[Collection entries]
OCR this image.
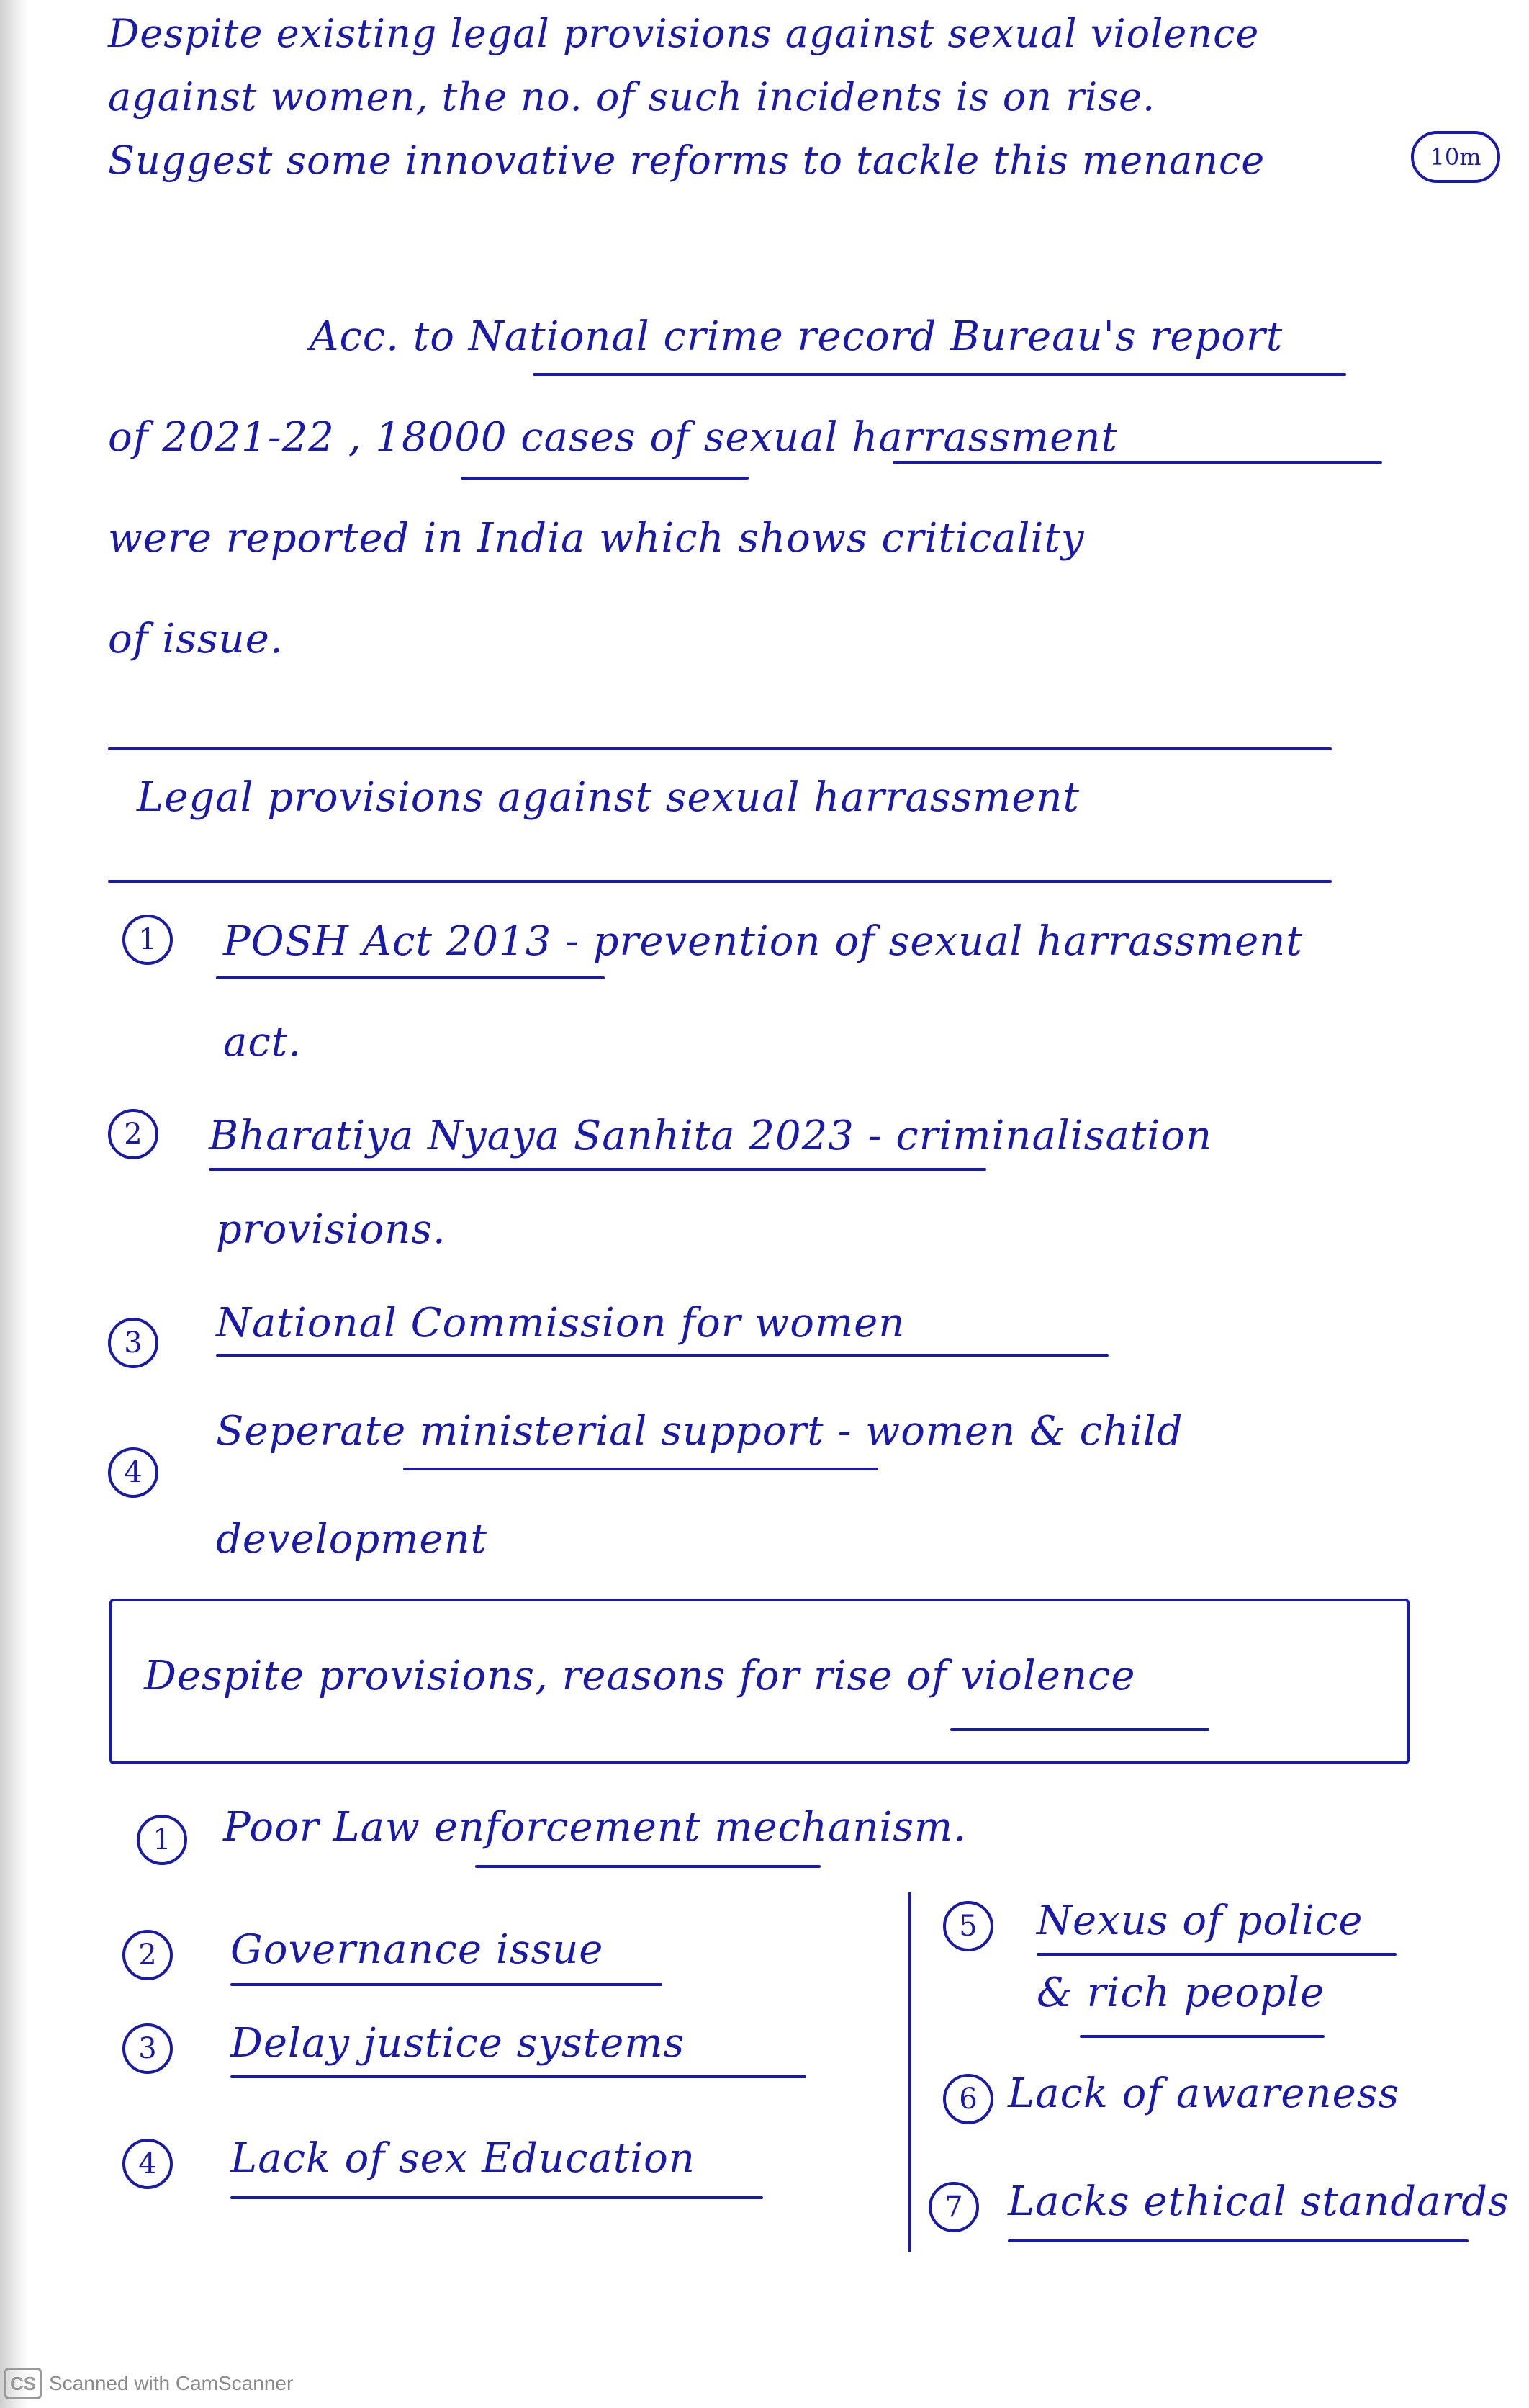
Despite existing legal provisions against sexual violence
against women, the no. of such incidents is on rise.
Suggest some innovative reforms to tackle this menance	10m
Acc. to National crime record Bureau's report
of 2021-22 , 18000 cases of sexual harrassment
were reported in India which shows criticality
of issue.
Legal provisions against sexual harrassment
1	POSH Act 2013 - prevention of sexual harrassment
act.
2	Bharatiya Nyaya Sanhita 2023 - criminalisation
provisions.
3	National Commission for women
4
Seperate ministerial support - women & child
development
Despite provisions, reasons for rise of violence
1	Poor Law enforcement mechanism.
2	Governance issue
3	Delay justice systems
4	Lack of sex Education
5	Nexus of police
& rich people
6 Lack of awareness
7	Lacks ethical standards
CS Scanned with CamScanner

▸ Instruction
Find the lines that include the string "rise", then copy each of them.

▸ Result of this task
against women, the no. of such incidents is on rise.
Despite provisions, reasons for rise of violence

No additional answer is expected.